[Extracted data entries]
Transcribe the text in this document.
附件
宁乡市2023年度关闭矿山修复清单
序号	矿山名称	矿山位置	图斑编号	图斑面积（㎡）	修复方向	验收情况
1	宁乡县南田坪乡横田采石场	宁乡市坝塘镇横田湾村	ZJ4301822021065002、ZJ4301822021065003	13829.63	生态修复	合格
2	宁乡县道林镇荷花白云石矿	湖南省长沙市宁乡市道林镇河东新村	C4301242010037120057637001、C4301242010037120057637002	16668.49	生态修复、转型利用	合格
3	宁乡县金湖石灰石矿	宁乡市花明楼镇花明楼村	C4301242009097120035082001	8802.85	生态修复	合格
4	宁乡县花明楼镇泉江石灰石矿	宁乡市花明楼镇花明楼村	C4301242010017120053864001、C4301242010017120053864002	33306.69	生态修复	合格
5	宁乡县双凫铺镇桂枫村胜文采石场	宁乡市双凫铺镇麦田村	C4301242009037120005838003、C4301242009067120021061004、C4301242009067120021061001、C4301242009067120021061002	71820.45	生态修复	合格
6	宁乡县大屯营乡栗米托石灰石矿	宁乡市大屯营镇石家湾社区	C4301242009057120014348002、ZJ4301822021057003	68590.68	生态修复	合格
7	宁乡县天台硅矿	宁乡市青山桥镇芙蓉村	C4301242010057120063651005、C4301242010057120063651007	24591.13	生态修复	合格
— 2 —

[Requirement]:
Send back every record, precisely as written.

[Problem solution]:
Transcribe the text in this document.
附件
宁乡市2023年度关闭矿山修复清单
序号	矿山名称	矿山位置	图斑编号	图斑面积（㎡）	修复方向	验收情况
1	宁乡县南田坪乡横田采石场	宁乡市坝塘镇横田湾村	ZJ4301822021065002、ZJ4301822021065003	13829.63	生态修复	合格
2	宁乡县道林镇荷花白云石矿	湖南省长沙市宁乡市道林镇河东新村	C4301242010037120057637001、C4301242010037120057637002	16668.49	生态修复、转型利用	合格
3	宁乡县金湖石灰石矿	宁乡市花明楼镇花明楼村	C4301242009097120035082001	8802.85	生态修复	合格
4	宁乡县花明楼镇泉江石灰石矿	宁乡市花明楼镇花明楼村	C4301242010017120053864001、C4301242010017120053864002	33306.69	生态修复	合格
5	宁乡县双凫铺镇桂枫村胜文采石场	宁乡市双凫铺镇麦田村	C4301242009037120005838003、C4301242009067120021061004、C4301242009067120021061001、C4301242009067120021061002	71820.45	生态修复	合格
6	宁乡县大屯营乡栗米托石灰石矿	宁乡市大屯营镇石家湾社区	C4301242009057120014348002、ZJ4301822021057003	68590.68	生态修复	合格
7	宁乡县天台硅矿	宁乡市青山桥镇芙蓉村	C4301242010057120063651005、C4301242010057120063651007	24591.13	生态修复	合格
— 2 —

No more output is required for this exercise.